Pick out each line containing the string "Output" and copy it.

▶ _EXERCISE INPUTS_
----------

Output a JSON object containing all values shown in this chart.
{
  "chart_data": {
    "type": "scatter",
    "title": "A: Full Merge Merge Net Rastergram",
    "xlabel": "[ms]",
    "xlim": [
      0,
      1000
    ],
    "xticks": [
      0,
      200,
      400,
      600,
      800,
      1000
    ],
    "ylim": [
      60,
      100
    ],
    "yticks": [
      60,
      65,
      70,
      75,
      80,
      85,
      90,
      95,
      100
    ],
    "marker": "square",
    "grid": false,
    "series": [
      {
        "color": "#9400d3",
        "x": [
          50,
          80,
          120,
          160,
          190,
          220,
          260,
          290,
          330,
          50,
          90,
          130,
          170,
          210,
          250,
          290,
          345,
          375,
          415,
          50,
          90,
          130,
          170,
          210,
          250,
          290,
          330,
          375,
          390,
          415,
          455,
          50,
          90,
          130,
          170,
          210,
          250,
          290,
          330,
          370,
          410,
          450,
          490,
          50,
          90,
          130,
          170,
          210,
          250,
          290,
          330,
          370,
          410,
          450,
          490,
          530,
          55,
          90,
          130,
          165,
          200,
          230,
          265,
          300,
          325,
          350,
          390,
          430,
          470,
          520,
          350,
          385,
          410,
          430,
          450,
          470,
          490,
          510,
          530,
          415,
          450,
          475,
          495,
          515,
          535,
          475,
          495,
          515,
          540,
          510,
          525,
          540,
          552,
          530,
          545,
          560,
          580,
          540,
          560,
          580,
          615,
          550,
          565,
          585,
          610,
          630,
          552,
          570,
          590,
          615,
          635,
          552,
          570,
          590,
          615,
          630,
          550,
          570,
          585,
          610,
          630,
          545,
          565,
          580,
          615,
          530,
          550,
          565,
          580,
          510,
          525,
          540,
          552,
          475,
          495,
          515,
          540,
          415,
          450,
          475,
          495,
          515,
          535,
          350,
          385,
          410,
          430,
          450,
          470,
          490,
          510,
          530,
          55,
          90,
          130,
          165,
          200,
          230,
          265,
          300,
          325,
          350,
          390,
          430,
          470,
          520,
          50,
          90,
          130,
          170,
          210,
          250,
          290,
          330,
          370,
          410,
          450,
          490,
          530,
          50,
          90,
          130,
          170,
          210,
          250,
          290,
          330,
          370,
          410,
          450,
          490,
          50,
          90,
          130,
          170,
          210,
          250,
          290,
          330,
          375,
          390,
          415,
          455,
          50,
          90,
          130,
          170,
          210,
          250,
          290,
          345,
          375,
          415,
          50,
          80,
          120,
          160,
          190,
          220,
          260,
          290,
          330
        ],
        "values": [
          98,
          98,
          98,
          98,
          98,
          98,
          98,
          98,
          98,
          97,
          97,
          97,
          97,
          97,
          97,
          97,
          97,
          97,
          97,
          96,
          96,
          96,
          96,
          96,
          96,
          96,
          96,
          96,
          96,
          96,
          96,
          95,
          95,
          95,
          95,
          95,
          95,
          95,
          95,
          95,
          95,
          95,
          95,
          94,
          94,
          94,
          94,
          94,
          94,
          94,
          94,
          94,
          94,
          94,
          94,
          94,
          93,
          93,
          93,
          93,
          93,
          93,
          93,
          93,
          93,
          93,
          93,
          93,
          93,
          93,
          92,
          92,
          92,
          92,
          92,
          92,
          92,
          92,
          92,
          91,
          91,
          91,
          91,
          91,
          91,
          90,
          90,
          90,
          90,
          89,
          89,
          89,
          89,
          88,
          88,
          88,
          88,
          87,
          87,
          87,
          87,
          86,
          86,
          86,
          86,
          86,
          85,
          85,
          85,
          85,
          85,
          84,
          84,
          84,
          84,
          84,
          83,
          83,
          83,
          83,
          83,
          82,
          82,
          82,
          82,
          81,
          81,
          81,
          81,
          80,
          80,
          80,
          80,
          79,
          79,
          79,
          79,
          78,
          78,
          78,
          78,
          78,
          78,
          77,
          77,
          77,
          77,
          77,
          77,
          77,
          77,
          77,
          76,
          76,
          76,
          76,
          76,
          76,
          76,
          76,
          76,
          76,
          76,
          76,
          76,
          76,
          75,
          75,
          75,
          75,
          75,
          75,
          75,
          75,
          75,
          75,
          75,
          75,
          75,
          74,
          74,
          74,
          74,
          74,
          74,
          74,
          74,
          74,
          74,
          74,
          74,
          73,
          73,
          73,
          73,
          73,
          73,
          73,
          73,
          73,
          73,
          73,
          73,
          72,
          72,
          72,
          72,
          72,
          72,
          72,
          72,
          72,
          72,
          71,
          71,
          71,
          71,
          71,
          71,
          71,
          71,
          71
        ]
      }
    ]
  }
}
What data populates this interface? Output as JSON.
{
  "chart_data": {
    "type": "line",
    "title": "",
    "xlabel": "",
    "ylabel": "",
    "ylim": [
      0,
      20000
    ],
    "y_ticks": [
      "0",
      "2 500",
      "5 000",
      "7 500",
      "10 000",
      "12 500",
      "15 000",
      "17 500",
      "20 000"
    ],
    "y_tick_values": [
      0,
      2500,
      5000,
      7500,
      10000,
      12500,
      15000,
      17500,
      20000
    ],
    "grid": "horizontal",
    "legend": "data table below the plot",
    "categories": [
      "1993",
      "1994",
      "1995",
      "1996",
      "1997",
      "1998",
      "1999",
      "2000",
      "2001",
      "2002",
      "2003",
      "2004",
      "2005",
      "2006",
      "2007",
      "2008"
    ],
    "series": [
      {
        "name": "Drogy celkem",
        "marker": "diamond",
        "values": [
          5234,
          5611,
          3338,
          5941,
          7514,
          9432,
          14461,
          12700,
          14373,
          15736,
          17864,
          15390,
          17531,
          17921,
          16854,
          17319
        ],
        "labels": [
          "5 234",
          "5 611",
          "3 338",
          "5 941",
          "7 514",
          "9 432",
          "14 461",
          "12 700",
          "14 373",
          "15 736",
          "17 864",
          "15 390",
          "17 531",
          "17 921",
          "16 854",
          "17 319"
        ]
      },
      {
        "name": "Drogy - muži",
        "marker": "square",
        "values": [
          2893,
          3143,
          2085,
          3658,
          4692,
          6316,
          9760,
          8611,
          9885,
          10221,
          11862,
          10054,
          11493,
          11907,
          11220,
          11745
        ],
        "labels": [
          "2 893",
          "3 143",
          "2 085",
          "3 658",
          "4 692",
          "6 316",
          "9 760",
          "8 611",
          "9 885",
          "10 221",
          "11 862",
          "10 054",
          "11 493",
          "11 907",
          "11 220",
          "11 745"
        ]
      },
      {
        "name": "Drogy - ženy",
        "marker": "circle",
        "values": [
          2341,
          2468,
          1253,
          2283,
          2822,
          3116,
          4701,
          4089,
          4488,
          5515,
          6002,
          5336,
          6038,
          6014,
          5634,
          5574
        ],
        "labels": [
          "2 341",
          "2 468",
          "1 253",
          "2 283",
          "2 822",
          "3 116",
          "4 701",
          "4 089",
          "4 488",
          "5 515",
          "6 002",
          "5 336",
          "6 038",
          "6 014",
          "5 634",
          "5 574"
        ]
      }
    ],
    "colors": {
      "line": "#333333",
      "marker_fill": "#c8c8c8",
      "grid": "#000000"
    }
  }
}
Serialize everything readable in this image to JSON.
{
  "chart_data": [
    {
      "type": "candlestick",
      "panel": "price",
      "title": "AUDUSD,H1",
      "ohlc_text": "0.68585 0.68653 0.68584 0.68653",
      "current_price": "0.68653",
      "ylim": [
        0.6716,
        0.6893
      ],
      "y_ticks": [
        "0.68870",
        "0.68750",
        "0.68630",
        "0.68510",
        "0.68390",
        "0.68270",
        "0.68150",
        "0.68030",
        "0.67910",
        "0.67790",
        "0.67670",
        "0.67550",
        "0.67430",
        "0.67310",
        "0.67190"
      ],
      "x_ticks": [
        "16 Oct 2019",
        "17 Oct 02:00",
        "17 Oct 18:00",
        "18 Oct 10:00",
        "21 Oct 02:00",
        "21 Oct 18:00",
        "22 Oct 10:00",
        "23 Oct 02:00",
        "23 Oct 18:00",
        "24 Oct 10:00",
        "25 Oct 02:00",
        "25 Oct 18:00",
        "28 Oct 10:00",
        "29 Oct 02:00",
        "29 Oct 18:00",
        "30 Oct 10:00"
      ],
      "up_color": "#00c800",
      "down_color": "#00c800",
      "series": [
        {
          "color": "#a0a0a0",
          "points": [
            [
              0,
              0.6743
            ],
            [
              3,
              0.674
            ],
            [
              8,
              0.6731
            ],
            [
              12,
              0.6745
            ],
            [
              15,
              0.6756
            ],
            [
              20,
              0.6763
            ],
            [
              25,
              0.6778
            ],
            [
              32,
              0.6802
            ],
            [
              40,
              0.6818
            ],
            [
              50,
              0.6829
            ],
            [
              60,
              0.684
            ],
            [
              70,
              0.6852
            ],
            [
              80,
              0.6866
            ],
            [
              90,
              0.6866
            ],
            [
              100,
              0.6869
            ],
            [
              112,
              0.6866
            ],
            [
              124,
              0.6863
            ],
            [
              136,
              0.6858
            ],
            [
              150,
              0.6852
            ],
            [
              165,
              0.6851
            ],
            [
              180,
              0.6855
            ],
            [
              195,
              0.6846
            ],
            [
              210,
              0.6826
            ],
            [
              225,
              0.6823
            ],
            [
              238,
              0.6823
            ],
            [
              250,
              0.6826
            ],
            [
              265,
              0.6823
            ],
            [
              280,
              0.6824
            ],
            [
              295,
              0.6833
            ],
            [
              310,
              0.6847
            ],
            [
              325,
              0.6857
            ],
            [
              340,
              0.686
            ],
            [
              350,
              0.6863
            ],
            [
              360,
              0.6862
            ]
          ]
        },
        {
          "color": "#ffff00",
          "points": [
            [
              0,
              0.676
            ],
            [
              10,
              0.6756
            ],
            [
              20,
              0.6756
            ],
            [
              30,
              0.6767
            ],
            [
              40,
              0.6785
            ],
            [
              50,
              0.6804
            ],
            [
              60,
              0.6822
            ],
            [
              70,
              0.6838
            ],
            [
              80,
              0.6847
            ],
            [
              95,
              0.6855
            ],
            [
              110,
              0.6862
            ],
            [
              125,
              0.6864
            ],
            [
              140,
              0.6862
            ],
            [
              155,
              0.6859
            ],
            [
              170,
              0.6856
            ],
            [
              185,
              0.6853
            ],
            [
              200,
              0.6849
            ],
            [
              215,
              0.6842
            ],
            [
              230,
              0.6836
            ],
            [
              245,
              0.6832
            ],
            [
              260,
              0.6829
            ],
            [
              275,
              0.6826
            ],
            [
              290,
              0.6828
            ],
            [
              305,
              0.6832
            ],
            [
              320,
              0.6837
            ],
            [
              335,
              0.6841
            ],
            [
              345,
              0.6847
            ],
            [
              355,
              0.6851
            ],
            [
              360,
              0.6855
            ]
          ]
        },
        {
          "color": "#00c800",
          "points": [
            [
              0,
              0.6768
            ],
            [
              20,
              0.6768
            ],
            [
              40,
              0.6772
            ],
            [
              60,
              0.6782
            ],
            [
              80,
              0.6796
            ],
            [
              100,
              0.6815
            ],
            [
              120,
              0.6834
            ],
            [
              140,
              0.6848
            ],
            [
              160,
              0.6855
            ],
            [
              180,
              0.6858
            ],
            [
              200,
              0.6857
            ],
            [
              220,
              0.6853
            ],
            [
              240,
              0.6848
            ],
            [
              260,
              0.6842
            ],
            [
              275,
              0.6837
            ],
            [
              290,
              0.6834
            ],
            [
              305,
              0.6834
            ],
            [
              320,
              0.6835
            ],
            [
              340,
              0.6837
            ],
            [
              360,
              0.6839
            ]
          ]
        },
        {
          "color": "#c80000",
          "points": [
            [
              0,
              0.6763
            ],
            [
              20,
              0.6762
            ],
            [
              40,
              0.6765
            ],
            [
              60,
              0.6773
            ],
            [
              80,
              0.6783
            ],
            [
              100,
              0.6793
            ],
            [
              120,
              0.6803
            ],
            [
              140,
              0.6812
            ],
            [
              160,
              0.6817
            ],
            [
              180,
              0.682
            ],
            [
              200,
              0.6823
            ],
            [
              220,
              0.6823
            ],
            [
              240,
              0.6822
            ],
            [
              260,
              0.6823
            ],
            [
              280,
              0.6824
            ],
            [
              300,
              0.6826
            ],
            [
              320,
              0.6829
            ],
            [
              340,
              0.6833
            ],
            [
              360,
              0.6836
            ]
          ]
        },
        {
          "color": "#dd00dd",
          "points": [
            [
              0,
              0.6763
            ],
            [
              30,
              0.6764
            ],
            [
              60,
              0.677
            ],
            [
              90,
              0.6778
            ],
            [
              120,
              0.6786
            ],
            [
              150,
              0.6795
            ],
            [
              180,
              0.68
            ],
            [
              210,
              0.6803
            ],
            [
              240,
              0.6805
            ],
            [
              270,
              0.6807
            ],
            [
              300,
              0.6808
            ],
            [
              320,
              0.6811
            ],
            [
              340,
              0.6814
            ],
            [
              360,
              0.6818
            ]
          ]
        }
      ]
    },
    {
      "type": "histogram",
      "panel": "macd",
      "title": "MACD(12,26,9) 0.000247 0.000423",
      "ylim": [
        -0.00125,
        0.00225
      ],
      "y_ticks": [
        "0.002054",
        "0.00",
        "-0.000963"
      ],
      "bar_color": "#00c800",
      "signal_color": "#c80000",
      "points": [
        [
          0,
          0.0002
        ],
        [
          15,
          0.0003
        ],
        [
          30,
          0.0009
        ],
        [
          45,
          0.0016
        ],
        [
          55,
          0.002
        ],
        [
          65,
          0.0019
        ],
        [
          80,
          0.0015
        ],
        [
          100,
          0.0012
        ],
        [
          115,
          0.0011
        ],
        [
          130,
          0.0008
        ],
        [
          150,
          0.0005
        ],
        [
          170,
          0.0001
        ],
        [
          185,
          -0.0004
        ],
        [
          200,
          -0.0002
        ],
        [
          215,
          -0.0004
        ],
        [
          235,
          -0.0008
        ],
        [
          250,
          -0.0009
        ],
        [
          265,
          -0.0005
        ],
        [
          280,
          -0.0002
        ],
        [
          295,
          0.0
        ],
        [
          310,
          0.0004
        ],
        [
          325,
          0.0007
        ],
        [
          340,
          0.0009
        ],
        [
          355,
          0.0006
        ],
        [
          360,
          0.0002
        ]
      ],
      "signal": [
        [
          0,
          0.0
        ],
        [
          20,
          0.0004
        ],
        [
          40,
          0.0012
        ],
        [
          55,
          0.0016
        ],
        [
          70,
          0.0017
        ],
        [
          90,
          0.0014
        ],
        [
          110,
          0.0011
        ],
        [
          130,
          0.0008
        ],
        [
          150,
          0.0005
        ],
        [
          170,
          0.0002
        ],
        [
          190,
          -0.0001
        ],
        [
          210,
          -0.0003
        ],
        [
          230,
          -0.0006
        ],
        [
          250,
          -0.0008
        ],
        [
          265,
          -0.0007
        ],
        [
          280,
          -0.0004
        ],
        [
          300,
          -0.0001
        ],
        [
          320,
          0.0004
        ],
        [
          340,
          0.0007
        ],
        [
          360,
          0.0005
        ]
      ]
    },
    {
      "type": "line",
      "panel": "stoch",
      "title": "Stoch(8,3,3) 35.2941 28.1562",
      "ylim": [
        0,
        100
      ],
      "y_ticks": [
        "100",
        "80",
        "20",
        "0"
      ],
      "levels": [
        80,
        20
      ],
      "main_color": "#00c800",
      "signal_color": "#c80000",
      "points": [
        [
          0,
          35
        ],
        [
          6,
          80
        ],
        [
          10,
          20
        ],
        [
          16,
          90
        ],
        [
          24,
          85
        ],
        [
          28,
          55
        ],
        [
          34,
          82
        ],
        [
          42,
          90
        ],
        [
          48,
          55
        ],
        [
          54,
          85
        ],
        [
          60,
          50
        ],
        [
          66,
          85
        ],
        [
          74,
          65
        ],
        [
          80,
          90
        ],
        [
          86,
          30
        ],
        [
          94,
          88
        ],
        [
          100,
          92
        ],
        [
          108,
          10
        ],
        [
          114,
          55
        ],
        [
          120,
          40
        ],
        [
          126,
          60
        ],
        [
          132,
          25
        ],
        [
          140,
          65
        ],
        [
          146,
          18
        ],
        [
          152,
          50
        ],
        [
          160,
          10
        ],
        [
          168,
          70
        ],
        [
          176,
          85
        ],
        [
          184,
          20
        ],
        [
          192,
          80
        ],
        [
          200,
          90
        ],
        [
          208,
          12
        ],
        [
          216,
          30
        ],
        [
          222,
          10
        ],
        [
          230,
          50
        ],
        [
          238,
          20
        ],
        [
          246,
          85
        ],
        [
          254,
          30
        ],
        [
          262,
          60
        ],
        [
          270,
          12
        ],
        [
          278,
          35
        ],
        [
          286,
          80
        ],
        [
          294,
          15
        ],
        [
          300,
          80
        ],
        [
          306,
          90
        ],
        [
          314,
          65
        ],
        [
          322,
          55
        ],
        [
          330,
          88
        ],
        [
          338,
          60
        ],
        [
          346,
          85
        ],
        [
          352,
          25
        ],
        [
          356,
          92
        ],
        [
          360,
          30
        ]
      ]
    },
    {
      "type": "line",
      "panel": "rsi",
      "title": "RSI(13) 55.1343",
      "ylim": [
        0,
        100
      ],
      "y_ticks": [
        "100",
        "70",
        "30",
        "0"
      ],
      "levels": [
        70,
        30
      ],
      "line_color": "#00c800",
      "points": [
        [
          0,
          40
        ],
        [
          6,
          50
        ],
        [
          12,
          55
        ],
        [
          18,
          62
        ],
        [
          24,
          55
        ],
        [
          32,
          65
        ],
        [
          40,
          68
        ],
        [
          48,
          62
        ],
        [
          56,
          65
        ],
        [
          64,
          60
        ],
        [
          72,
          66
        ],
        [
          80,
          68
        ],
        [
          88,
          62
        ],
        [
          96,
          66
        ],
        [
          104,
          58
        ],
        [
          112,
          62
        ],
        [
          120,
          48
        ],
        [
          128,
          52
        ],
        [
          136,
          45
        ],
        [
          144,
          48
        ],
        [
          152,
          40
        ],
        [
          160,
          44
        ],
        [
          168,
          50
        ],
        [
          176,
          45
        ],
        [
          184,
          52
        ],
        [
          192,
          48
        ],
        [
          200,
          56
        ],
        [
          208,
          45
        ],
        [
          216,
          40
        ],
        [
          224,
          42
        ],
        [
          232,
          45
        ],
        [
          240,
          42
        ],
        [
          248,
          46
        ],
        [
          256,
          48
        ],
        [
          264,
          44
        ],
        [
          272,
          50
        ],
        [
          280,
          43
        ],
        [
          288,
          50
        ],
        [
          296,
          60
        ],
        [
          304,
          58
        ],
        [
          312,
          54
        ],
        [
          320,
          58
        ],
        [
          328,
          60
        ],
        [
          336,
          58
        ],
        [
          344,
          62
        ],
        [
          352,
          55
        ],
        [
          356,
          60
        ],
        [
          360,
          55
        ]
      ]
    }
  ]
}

----------

▶ _EXERCISE RESULT_
Output a JSON object containing all values shown in this chart.
What data populates this interface? Output as JSON.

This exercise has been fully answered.